---------- DATASET EXCERPTS ----------

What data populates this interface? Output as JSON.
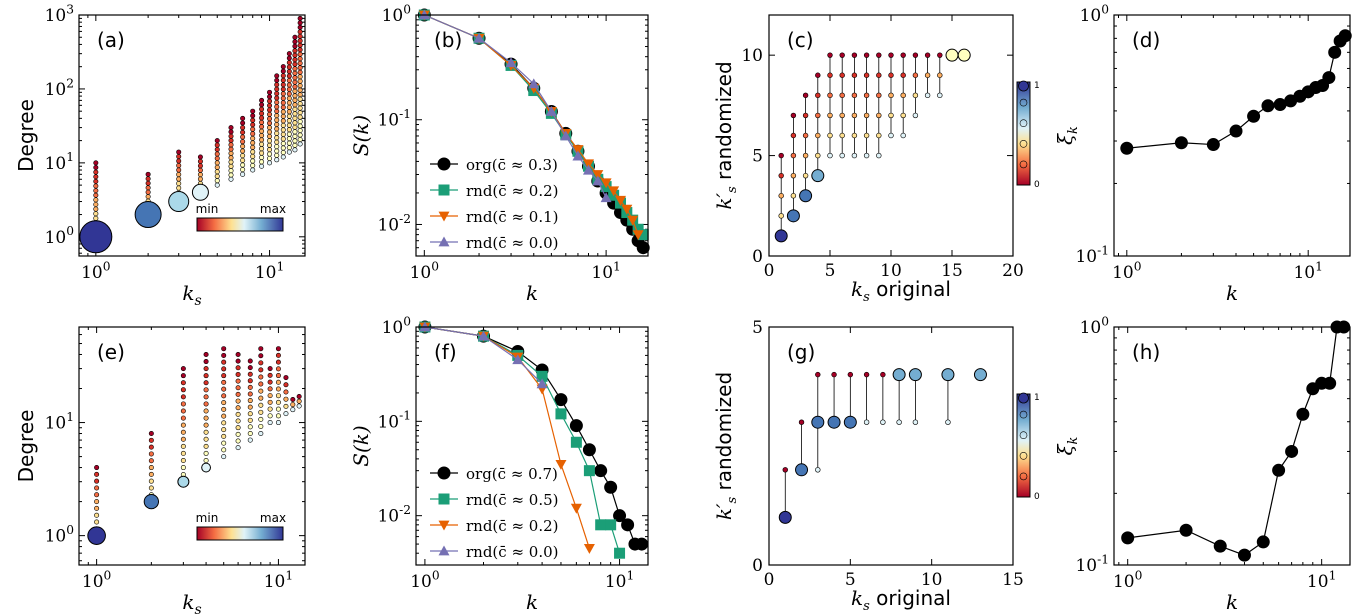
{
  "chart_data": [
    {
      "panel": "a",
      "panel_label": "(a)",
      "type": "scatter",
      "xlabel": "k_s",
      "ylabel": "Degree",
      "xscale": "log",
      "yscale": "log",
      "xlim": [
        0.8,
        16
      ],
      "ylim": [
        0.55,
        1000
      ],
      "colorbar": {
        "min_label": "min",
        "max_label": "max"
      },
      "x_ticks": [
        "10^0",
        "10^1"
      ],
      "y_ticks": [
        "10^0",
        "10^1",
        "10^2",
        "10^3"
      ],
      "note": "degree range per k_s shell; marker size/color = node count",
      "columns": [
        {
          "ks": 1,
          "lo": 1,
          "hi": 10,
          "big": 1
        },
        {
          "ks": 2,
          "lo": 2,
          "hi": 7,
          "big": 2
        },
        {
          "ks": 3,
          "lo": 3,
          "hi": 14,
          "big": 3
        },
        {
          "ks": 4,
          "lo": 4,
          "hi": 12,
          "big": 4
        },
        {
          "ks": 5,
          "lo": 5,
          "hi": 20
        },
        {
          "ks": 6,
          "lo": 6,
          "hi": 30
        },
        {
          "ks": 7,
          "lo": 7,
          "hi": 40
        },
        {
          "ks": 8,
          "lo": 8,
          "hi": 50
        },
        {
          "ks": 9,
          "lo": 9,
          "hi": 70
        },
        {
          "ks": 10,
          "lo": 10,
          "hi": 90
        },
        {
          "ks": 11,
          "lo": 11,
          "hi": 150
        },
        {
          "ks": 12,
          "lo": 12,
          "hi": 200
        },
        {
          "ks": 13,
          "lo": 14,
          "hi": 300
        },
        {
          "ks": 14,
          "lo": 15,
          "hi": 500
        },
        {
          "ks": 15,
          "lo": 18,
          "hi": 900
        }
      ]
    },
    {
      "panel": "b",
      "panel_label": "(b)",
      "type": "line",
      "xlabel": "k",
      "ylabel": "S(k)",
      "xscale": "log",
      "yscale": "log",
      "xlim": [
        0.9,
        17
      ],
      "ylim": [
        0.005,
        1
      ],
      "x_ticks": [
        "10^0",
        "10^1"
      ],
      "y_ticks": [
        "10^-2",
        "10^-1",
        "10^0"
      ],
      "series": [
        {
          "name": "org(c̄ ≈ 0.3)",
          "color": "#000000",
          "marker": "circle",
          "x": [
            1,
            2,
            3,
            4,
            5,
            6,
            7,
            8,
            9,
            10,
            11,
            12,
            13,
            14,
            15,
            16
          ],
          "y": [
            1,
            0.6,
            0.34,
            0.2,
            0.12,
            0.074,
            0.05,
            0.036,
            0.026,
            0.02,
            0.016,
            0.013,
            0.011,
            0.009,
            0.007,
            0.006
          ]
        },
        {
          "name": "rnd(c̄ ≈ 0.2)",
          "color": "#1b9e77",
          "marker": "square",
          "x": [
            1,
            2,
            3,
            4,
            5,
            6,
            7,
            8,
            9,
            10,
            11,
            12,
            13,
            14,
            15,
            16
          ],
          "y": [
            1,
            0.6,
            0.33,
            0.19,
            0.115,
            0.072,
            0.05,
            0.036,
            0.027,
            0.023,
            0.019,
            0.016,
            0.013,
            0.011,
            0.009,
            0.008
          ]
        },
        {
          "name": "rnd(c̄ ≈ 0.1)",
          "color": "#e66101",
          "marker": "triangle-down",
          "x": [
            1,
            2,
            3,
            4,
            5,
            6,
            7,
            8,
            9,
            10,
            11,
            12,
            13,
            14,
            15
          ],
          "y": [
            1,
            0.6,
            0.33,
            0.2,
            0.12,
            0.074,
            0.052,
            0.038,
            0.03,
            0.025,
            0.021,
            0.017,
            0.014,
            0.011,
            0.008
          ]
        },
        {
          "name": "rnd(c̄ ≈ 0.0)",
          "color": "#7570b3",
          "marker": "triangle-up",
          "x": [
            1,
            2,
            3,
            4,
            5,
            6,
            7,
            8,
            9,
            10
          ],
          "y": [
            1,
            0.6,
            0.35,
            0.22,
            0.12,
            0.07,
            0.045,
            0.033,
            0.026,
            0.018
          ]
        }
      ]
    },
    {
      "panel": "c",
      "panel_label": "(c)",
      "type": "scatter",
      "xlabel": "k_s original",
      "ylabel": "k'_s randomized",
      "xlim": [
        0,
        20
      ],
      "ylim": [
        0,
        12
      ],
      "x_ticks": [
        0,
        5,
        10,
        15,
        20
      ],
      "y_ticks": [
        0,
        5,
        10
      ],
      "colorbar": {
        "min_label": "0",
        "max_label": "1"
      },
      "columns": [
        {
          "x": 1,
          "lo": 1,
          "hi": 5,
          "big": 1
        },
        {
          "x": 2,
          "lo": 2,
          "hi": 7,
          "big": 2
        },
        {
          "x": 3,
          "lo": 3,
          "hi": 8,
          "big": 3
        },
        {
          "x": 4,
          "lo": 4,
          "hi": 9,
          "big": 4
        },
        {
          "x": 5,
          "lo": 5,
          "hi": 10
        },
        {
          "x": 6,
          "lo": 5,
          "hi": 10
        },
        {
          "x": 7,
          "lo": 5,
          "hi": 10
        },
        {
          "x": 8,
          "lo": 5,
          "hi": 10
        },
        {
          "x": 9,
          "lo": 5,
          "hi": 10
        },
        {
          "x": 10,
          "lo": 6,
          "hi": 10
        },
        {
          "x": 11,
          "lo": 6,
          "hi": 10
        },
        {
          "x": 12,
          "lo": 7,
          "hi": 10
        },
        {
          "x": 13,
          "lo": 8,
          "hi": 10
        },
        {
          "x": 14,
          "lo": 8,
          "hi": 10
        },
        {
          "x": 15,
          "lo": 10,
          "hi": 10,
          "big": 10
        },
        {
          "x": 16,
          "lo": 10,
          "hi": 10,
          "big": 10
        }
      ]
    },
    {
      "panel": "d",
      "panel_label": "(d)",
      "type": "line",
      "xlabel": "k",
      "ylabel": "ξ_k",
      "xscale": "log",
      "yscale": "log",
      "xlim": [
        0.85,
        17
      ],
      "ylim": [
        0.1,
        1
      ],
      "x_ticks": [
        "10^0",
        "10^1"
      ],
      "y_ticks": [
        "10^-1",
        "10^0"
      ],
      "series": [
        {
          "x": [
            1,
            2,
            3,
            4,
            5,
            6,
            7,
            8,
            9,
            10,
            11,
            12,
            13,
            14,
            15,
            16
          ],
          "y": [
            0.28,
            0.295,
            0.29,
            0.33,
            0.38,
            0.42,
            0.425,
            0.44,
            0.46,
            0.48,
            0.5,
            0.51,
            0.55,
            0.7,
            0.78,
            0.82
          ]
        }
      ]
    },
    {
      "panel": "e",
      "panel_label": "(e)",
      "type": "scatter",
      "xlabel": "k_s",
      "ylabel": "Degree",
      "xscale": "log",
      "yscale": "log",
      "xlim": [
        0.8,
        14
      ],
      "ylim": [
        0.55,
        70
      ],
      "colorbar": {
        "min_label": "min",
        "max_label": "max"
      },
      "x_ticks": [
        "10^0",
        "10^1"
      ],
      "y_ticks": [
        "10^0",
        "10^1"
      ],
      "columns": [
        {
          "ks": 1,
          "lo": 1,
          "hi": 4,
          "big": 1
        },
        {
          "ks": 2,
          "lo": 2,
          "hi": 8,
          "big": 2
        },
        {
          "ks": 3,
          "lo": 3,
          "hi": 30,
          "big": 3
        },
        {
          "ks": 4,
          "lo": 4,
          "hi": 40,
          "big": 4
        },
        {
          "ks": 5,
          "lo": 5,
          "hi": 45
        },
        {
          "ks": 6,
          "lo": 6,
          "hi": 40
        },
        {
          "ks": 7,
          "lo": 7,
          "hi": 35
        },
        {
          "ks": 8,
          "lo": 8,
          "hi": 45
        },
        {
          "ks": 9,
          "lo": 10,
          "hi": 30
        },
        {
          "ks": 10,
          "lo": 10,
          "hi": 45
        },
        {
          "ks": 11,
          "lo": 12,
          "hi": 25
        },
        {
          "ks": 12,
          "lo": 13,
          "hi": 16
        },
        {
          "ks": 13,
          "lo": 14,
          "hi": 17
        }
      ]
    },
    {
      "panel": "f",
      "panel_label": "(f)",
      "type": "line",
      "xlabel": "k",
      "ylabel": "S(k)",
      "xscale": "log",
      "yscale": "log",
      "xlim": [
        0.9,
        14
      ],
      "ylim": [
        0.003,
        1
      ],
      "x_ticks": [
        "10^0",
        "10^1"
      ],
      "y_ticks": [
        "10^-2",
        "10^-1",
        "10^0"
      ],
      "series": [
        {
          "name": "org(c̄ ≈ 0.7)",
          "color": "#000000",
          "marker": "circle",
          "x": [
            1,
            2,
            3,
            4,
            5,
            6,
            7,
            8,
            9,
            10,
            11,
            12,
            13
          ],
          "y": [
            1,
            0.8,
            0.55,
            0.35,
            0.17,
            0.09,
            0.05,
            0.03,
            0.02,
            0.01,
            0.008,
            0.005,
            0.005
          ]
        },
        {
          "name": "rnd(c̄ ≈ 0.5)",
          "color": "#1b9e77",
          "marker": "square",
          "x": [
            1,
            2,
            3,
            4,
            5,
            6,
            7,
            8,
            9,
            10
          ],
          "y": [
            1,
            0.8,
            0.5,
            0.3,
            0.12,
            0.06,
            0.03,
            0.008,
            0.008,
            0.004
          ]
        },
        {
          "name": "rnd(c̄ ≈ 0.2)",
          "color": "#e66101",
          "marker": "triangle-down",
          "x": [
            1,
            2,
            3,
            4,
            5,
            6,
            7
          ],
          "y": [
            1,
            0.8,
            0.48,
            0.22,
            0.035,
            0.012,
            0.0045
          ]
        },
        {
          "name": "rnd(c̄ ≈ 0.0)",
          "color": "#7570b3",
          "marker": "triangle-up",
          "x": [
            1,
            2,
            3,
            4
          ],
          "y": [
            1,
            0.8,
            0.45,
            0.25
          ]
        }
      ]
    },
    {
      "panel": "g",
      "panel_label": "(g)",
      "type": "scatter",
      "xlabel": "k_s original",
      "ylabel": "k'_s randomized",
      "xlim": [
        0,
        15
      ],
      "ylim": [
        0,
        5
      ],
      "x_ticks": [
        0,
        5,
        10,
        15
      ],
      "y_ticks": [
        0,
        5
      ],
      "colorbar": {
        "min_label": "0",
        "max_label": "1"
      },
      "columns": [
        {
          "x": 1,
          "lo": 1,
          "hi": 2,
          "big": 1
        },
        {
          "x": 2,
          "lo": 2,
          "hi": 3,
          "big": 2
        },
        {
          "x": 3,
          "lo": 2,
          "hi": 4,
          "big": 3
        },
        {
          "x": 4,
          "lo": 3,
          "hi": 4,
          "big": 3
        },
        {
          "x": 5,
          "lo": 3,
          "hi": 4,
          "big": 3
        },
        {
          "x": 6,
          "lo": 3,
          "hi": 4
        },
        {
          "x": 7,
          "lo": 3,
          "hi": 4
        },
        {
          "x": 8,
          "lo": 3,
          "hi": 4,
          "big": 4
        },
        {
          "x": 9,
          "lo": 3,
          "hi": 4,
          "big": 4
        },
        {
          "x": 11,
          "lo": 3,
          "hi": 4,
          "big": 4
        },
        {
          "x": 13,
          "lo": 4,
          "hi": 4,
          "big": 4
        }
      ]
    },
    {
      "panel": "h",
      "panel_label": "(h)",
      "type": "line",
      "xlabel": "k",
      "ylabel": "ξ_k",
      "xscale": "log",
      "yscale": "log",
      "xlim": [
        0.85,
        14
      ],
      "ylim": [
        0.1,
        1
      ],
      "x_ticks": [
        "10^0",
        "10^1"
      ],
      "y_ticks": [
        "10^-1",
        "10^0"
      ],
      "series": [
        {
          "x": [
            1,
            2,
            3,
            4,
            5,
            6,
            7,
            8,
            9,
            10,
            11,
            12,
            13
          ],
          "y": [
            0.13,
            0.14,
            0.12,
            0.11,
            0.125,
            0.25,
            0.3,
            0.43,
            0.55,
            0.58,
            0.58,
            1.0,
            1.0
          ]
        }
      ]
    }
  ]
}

----------

TO BE DONE: Sift through the entries and copy every line with "name".

THE REPLY:
          "name": "org(c̄ ≈ 0.3)",
          "name": "rnd(c̄ ≈ 0.2)",
          "name": "rnd(c̄ ≈ 0.1)",
          "name": "rnd(c̄ ≈ 0.0)",
          "name": "org(c̄ ≈ 0.7)",
          "name": "rnd(c̄ ≈ 0.5)",
          "name": "rnd(c̄ ≈ 0.2)",
          "name": "rnd(c̄ ≈ 0.0)",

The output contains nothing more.